**WHAT TO WORK ON:**
Only lines with the word "Accessories" are needed; collect each of them from the listing below.

**Recorded data:**
---

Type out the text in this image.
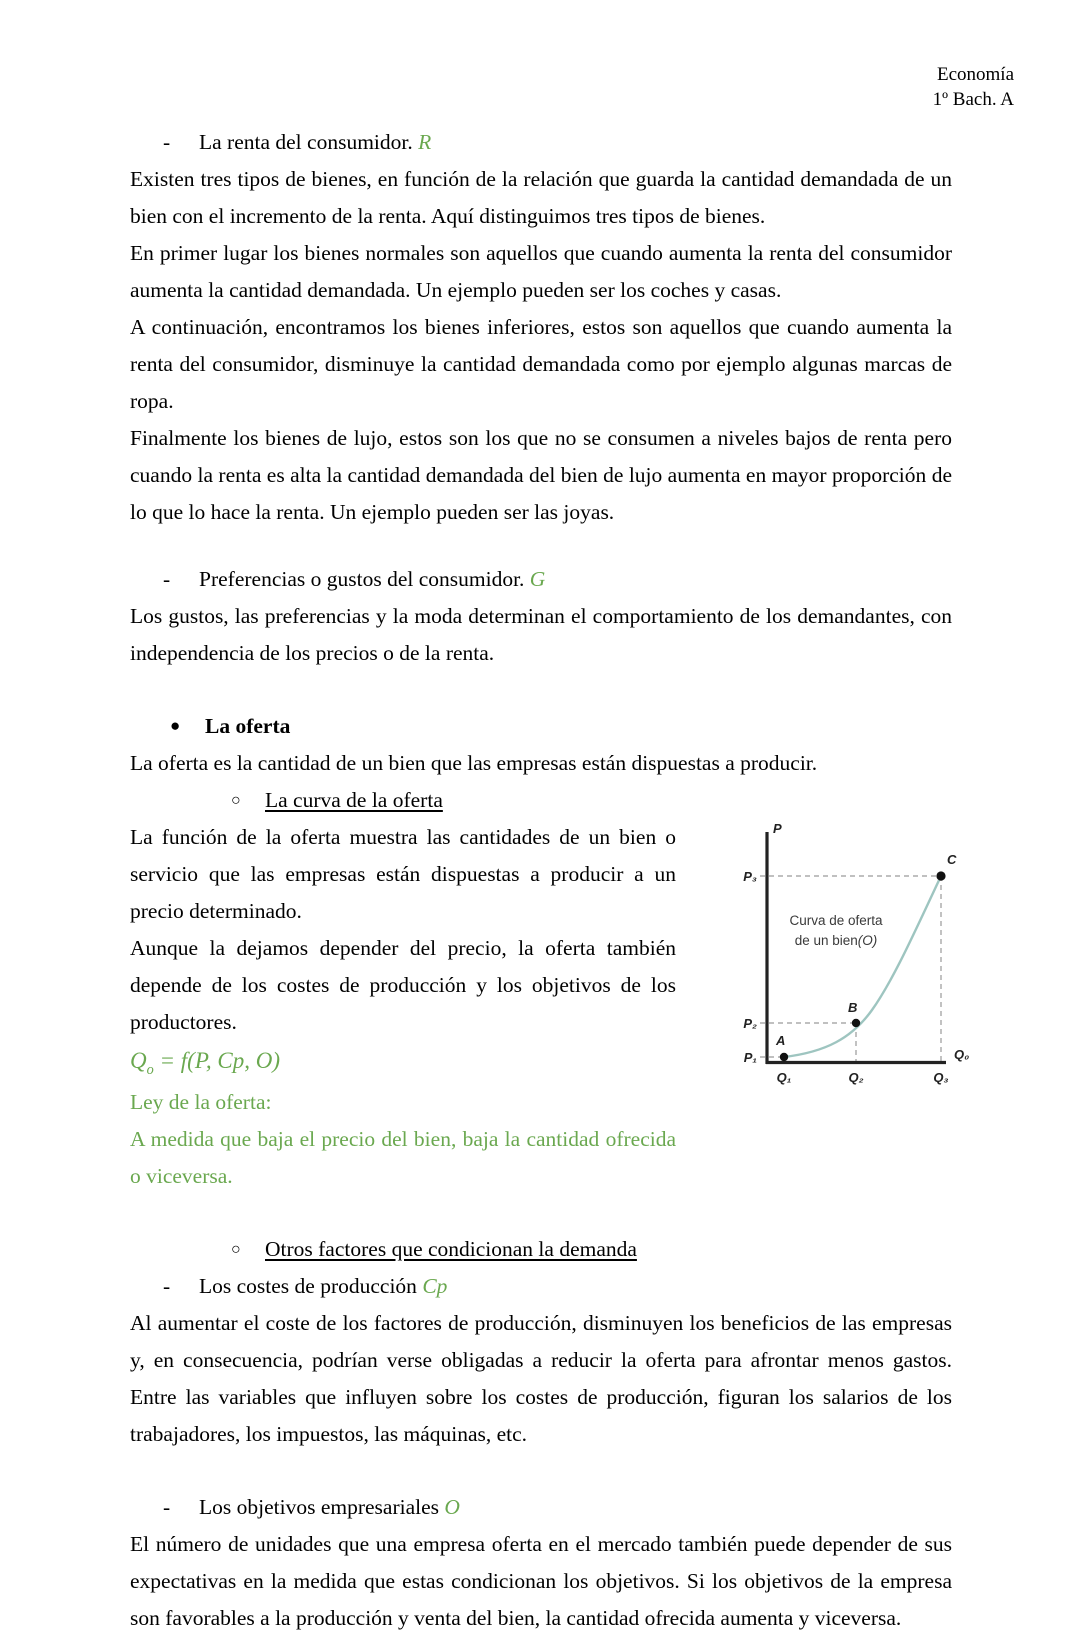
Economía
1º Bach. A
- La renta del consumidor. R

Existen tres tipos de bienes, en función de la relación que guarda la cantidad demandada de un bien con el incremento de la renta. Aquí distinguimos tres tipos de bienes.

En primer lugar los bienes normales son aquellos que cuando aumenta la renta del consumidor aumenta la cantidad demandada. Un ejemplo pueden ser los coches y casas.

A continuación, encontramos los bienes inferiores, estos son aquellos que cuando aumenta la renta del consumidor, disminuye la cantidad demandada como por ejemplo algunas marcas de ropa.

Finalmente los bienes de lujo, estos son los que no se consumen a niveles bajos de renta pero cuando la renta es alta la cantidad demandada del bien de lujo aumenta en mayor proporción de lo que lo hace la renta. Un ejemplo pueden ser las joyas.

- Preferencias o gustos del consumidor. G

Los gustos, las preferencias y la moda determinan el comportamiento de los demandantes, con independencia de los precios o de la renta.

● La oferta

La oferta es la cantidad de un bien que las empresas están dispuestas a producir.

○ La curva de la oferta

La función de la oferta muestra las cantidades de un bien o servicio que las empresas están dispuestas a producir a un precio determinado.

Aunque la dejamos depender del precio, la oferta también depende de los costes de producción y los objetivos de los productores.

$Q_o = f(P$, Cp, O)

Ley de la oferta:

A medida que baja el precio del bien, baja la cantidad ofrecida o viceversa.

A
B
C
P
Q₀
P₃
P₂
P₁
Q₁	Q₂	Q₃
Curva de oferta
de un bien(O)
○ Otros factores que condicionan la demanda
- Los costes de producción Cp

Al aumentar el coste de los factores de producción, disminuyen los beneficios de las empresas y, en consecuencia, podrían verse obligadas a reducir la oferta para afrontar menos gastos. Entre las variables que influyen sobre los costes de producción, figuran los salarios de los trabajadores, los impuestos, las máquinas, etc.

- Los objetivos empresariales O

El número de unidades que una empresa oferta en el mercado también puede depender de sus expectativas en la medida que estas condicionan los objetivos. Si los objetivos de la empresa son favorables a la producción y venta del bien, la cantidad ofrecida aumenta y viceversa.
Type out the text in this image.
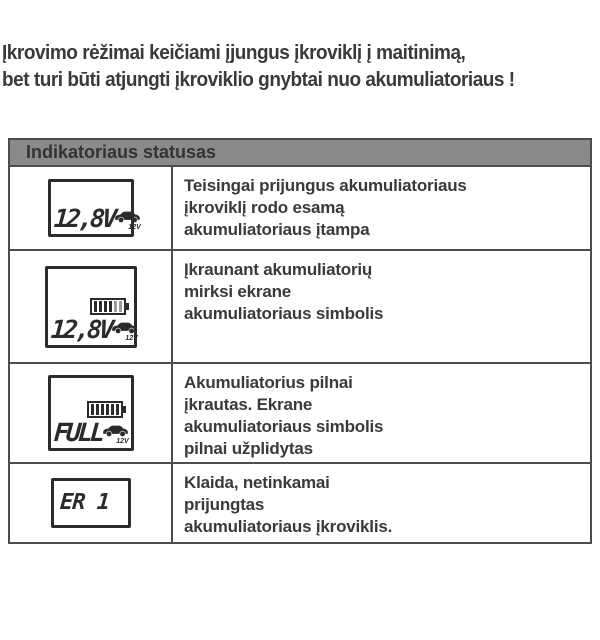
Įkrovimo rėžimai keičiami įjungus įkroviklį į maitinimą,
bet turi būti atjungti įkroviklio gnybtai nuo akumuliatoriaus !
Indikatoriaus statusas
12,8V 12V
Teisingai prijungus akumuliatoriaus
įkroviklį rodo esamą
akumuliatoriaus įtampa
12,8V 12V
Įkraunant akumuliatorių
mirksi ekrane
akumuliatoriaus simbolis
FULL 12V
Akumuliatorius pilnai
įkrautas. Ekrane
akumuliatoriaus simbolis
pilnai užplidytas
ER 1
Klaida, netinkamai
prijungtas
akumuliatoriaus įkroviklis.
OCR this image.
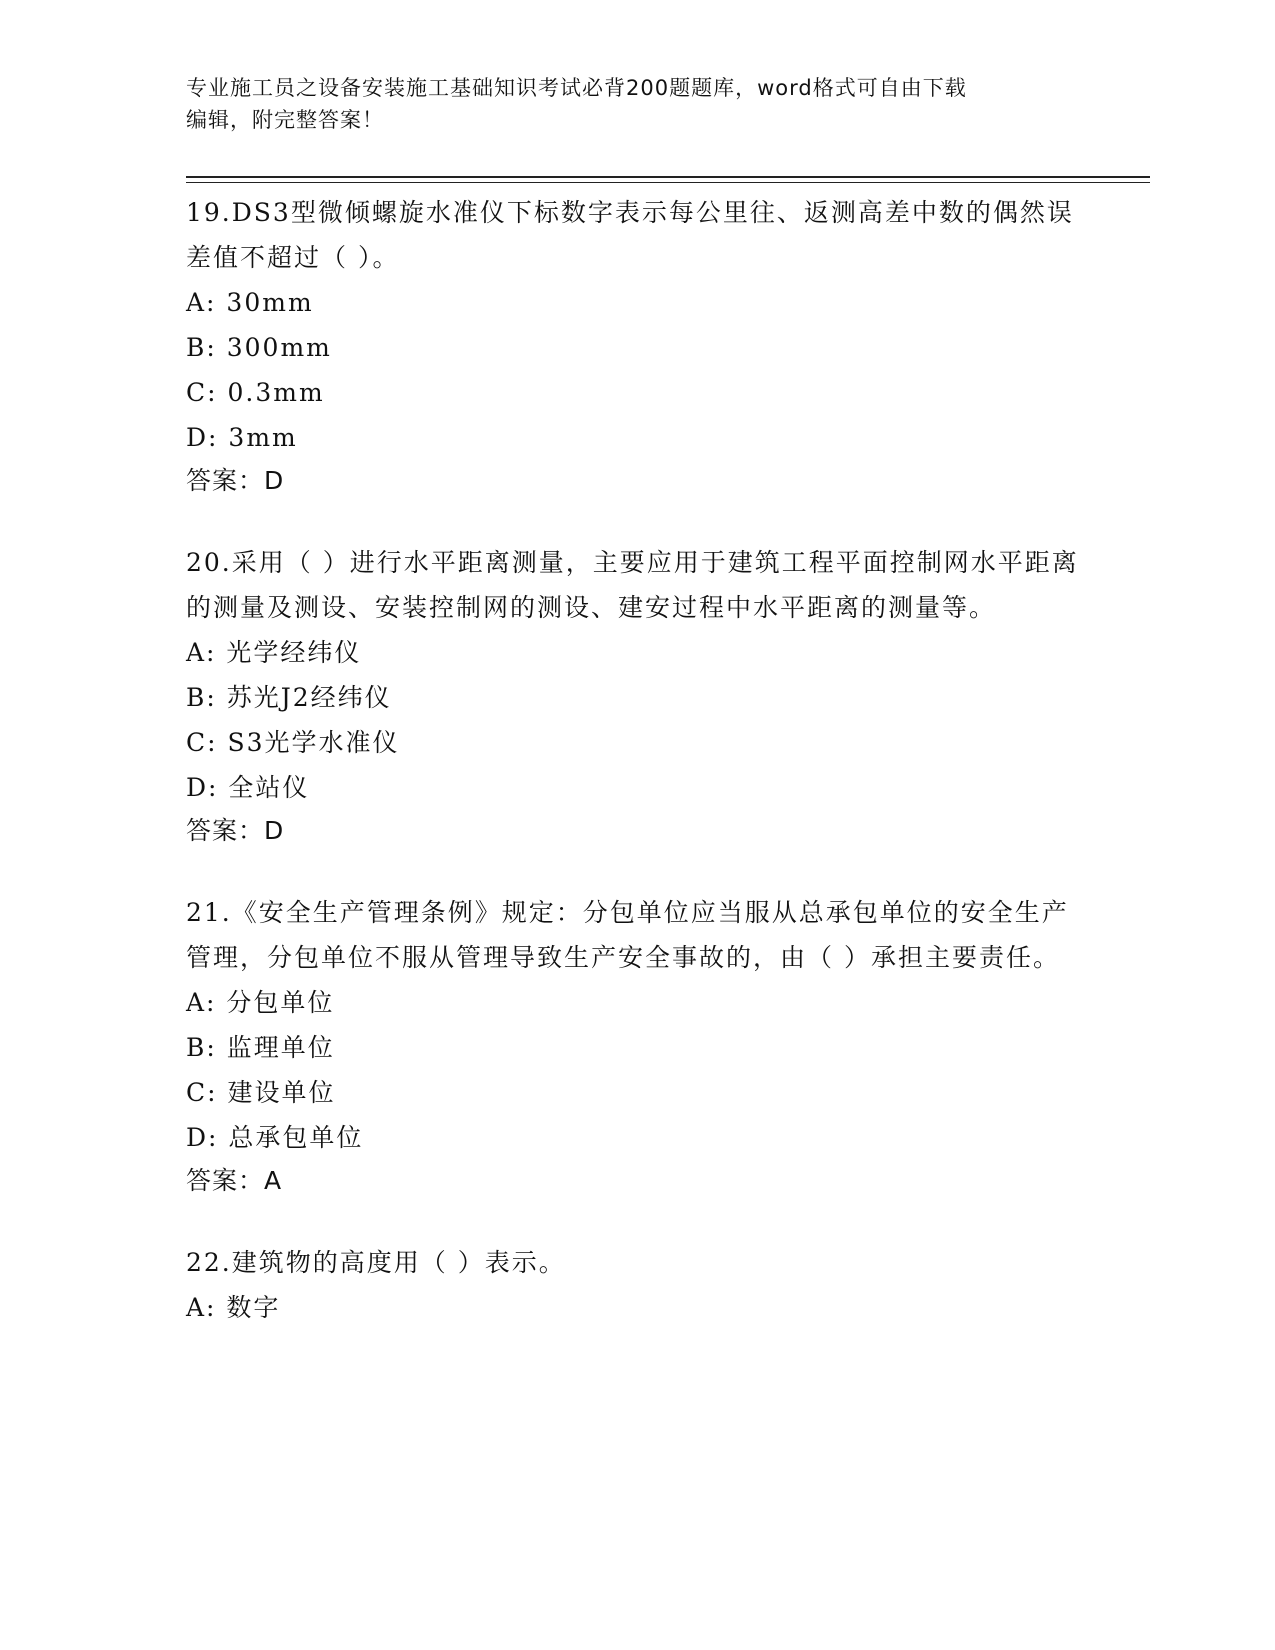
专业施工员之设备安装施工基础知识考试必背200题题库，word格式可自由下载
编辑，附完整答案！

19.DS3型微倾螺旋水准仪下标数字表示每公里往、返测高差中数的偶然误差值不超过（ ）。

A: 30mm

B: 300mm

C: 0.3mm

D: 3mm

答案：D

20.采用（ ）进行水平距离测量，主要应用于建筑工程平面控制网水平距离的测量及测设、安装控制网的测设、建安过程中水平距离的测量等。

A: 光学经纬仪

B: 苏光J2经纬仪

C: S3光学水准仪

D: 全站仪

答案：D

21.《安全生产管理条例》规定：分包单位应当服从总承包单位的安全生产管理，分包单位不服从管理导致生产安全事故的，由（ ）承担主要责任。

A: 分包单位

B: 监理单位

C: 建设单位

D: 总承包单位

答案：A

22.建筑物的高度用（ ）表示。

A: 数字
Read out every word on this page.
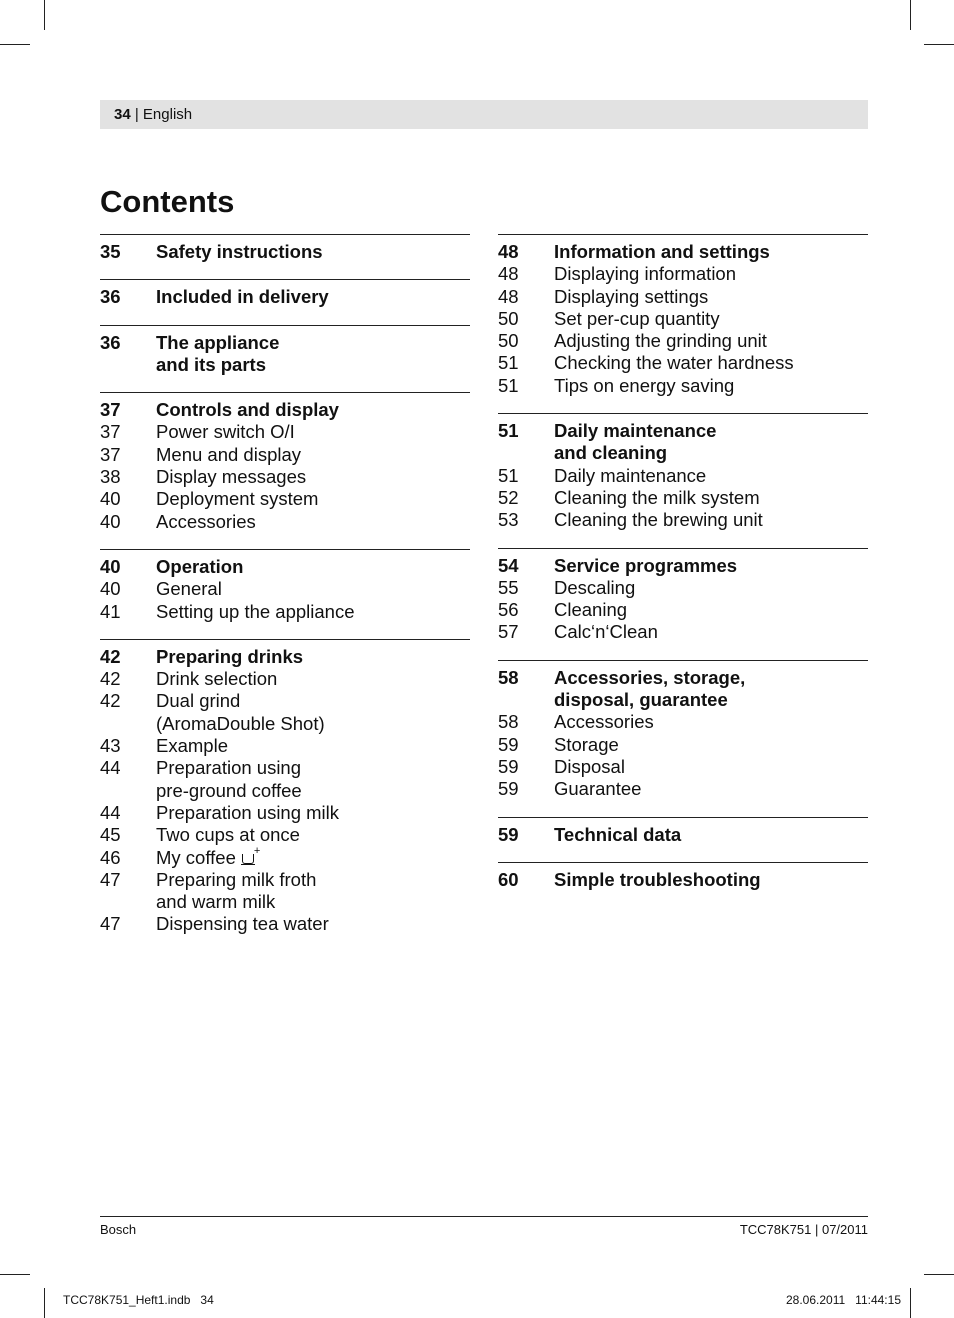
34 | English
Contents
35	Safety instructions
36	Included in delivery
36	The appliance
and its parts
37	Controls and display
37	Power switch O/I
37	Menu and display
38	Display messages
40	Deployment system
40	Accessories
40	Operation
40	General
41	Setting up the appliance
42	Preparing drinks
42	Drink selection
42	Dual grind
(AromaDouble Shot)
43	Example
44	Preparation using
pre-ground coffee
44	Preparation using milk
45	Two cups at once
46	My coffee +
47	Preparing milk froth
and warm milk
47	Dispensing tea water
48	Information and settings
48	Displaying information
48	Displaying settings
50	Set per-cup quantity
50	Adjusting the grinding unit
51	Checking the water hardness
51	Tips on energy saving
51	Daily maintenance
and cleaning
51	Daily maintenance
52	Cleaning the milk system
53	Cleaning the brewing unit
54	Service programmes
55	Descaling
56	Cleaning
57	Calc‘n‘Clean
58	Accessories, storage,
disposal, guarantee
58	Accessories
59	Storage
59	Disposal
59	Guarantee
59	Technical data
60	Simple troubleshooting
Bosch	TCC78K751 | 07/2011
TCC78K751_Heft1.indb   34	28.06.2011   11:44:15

---

**CORRECT OUTPUT:**
40	Accessories
58	Accessories, storage,
58	Accessories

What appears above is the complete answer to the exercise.